**Written task 1:**
Which six states did the FAA pick to host drone test sites, according to the article on that selection?
**Written task 2:**
Write the next part of the article on the FAA's drone test sites, picking up after its final sentence.

**Selected passage:**
---

After a rigorous 10-month selection process, the FAA has announced the six U.S. states that will host sites for testing commercial-built drones. It's an important next step for developing the rules and standards under which drones will fly in U.S airspace.
The Federal Aviation Administration received 25 proposals from 24 states for the research and testing of unmanned aircraft systems (UAS). The agency considered a number of criteria, including geography, climate, location of ground infrastructure, research needs, airspace use, aviation experience, and risk.
The six sites chosen include Alaska (University of Alaska), Nevada (State of Nevada), New York (New York's Griffiss International Airport), North Dakota (North Dakota Department of Commerce), Texas (Texas A&M University), and Virginia (Virginia Polytechnic Institute and State University (Virginia Tech)).
Each institute will focus on particular research goals. For example, Griffiss International will investigate the impact of drones on air traffic congestion, while Texas A&M will develop standards for testing drones' airworthiness.
Once the tests begin, pilots will be notified through announcements about where the test drones are being flown.

---

**Data shown:**
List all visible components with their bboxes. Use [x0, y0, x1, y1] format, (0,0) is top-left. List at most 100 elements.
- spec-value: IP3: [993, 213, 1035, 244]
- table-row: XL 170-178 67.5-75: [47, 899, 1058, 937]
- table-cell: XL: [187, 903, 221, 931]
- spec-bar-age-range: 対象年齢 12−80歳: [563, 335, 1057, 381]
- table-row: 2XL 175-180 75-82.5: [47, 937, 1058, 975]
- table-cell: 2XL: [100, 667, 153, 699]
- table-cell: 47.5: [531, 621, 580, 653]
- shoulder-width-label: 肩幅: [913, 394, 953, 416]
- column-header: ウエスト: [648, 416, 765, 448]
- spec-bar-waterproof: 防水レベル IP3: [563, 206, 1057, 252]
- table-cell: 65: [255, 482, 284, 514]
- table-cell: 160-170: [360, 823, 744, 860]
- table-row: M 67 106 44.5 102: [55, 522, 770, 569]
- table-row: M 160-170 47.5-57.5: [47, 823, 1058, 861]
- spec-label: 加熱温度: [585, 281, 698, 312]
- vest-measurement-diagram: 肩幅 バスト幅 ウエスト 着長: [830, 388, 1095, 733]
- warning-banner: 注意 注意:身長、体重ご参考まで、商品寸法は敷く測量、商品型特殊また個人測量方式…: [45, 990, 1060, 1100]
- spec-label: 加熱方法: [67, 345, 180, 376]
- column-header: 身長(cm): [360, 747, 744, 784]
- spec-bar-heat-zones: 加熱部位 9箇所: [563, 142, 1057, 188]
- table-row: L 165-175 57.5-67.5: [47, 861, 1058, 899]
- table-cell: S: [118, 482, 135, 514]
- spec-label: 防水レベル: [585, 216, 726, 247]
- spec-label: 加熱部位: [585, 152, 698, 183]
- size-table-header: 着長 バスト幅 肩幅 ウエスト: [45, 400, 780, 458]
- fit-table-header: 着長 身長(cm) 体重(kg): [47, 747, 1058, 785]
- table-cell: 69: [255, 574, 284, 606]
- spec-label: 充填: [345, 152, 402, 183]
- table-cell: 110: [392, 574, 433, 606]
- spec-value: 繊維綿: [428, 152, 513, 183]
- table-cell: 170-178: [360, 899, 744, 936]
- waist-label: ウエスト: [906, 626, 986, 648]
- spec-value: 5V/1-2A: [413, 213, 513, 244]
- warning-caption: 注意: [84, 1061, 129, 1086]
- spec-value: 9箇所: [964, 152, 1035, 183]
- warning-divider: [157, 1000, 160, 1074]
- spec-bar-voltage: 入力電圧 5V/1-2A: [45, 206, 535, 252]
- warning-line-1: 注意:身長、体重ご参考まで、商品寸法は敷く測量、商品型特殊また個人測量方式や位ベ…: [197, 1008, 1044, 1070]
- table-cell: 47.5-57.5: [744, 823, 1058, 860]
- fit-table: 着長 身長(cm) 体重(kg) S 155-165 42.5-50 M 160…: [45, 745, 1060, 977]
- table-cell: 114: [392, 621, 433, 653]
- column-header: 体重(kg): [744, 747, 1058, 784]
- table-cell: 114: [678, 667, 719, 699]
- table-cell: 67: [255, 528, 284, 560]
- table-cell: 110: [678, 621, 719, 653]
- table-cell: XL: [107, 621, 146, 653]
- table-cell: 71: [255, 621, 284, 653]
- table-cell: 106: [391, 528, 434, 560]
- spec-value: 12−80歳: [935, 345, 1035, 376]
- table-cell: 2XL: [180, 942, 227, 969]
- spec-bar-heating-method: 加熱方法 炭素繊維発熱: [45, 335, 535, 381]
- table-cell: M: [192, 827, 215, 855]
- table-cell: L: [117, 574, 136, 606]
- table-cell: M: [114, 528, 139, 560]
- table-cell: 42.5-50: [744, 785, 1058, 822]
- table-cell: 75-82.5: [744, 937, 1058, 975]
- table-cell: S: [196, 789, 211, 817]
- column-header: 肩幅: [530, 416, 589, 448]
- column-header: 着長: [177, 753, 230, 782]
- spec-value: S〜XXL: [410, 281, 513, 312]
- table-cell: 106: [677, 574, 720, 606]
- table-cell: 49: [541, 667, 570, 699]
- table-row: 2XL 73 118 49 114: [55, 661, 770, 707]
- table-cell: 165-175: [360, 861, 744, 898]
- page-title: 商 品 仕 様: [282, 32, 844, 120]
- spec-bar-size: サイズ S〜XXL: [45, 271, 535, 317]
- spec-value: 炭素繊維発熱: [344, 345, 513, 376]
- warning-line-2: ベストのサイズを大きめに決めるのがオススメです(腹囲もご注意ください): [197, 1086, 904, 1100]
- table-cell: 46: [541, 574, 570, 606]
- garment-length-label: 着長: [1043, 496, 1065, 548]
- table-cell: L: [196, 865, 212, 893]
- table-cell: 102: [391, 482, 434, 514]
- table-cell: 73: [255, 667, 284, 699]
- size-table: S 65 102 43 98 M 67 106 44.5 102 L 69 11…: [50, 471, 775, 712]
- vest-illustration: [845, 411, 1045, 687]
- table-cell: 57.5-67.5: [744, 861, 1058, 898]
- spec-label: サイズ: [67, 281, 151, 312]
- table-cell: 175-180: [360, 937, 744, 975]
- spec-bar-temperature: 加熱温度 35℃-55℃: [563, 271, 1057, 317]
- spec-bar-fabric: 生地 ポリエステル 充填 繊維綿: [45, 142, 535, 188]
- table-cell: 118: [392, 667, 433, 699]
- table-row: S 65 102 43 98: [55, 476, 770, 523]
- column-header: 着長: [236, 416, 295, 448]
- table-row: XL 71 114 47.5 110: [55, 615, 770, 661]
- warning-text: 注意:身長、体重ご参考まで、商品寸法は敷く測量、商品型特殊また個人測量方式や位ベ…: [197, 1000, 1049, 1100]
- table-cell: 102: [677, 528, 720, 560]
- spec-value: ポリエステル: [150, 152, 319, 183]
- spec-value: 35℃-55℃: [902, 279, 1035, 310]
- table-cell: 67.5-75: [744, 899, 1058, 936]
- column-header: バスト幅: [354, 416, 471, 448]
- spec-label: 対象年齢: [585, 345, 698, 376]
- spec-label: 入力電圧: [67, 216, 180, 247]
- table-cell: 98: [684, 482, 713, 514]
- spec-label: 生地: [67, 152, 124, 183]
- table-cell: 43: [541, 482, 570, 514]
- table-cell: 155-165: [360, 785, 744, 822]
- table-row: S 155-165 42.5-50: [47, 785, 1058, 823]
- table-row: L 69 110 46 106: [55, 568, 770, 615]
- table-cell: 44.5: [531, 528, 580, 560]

---

**Expected answer 1:**
Alaska, Nevada, New York, North Dakota, Texas, Virginia

**Expected answer 2:**
The FAA explains more:
Each test site operator will manage the test site in a way that will give access to parties interested in using the site. The FAA's role is to ensure each operator sets up a safe testing environment and to provide oversight that guarantees each site operates under strict safety standards.
From the start, the FAA recognized it was important to have requirements ensuring that privacy and civil liberties are protected at the test sites. Among other requirements, test site operators must comply with federal, state, and other laws protecting an individual's right to privacy, have publicly available privacy policies and a written plan for data use and retention, and conduct an annual review of privacy practices that allows for public comment.
Test site operations will continue until at least February 13, 2017.
Image: Tyler Olson/Shutterstock.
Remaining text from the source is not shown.